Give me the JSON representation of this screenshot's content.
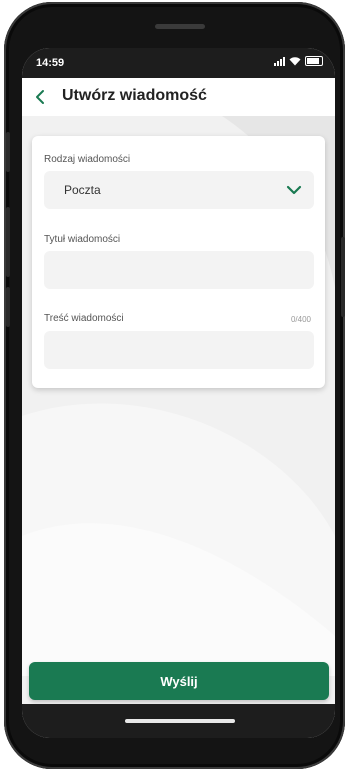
{
  "status_bar": {
    "time": "14:59"
  },
  "header": {
    "title": "Utwórz wiadomość"
  },
  "form": {
    "message_type": {
      "label": "Rodzaj wiadomości",
      "value": "Poczta"
    },
    "subject": {
      "label": "Tytuł wiadomości",
      "value": ""
    },
    "body": {
      "label": "Treść wiadomości",
      "value": "",
      "counter": "0/400"
    }
  },
  "actions": {
    "send_label": "Wyślij"
  },
  "colors": {
    "accent": "#1a7a52",
    "chevron": "#1a7a52"
  },
  "icons": [
    "back-chevron-icon",
    "signal-icon",
    "wifi-icon",
    "battery-icon",
    "chevron-down-icon"
  ]
}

(WHAT IS NEEDED) Print out the lines exactly, skipping any picture.

(TASK SOLUTION)
Give me the JSON representation of this screenshot's content.
{
  "status_bar": {
    "time": "14:59"
  },
  "header": {
    "title": "Utwórz wiadomość"
  },
  "form": {
    "message_type": {
      "label": "Rodzaj wiadomości",
      "value": "Poczta"
    },
    "subject": {
      "label": "Tytuł wiadomości",
      "value": ""
    },
    "body": {
      "label": "Treść wiadomości",
      "value": "",
      "counter": "0/400"
    }
  },
  "actions": {
    "send_label": "Wyślij"
  },
  "colors": {
    "accent": "#1a7a52",
    "chevron": "#1a7a52"
  },
  "icons": [
    "back-chevron-icon",
    "signal-icon",
    "wifi-icon",
    "battery-icon",
    "chevron-down-icon"
  ]
}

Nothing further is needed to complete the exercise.